**SEZIONE DI TESTO**
○ ○ ○ ○ ○

Lo ha già fatto un paio di settimane fa a Bergamo, prova e rifarlo domenica 4 dicembre al congresso provinciale di Varese, convocato non a caso in un teatro di Busto Arsizio. Non una sezione qualunque, ma la sezione da cui è partito tutto, una quarantina di anni fa, quando Bossi era Bossi e i Lumbard si proponevano addirittura la secessione. Storia passata, ma mica tanto. Sotto sotto, certe pulsioni covano ancora. Il politicamente corretto dei tempi correnti impedisce ai leghisti di dirlo con chiarezza, ma la svolta nazionale di Salvini non entusiasma tutti i militanti. Specialmente all’indomani dei risultati del 25 settembre. Specialmente a Varese e dintorni.

○ ○ ○ ○ ○

**RIGHE**
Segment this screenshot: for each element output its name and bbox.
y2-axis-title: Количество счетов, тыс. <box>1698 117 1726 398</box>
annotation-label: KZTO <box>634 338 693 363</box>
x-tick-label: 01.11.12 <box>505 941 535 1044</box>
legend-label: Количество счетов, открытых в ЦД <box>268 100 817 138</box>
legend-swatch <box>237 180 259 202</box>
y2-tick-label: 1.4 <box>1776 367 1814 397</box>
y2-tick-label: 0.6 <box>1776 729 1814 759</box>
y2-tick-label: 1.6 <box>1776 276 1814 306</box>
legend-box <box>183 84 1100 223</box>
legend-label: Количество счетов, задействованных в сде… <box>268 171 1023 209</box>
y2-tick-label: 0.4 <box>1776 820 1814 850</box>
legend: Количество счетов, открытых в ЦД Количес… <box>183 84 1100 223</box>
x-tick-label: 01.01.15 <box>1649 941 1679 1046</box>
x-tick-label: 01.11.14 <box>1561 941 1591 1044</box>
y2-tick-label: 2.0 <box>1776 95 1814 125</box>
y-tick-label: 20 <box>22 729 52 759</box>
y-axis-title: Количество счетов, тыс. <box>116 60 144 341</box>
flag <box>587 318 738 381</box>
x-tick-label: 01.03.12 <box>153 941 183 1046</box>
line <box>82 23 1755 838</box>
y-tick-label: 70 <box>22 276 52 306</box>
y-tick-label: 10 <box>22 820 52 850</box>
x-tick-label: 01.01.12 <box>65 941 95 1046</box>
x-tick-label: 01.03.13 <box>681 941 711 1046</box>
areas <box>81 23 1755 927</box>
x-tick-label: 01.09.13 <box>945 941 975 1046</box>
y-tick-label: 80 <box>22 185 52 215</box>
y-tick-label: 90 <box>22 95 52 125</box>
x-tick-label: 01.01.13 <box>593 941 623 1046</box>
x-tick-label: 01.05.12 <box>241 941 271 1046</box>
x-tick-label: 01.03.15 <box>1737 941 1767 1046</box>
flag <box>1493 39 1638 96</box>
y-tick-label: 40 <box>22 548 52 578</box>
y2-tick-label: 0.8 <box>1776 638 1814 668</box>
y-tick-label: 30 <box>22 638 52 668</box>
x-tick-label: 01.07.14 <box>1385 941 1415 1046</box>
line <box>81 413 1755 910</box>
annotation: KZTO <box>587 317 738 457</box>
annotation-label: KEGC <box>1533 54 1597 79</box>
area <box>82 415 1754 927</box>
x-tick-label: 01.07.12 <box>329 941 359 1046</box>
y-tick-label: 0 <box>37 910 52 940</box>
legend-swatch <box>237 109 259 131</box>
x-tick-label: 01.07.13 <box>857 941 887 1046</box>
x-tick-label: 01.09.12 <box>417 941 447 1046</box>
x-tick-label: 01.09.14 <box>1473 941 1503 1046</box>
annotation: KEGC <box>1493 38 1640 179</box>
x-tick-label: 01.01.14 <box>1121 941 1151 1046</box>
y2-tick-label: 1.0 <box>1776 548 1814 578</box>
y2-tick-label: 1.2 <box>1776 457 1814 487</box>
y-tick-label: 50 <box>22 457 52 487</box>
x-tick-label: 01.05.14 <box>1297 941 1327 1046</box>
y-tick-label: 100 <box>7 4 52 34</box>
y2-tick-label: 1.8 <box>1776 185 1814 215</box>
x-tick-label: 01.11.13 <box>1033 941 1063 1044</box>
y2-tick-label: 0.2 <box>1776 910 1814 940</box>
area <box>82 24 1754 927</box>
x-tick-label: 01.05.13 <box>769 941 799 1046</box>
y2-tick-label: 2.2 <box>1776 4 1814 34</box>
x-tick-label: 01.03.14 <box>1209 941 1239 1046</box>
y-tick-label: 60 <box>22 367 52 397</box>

○ ○ ○ ○ ○

**IL SUO COMPITO**
Prosegua il testo sul congresso provinciale di Varese a partire dall'ultima frase riportata. Le righe provengono da un'altra fonte.

**RISPOSTA FINALE**
Al punto che i due candidati alla segreteria, Andrea Cassani e Giuseppe Longhin, si dividono a metà i consensi dei seicento e passa aventi diritto al voto al congresso. In altri termini, un derby dall’esito imperscrutabile tra salviniani e bossiani. Cassani e Longhin, sulla spinta unitaria del commissario uscente Stefano Gualandris, smentiscono il braccio di ferro. Parlano di democrazia interna, ribadiscono che è così che si porta avanti un partito. Hanno ragione, se non fosse che la Lega è sempre stata un partito leninista (citazione da Bobo Maroni), dentro il quale il dissenso non aveva spazio. Storiche le espulsioni negli anni d’oro di chi osava contraddire il Capo. Di pochi mesi fa le “epurazioni soft” di militanti, ex deputati e maggiorenti, candidati alla panchina piuttosto che al Parlamento perché, si diceva e si dice, di matrice giorgettiana. Giancarlo Giorgetti da Cazzago Brabbia, l’altro leader del movimento, dato in perenne contrasto con Matteo Salvini, considerato però un intoccabile per l’allure che lo contraddistingue, per le amicizie che contano, per essere l’interlocutore privilegiato dei potenti, banchieri, Quirinale, imprenditori. Infatti, è il ministro più importante del governo Meloni. Infatti.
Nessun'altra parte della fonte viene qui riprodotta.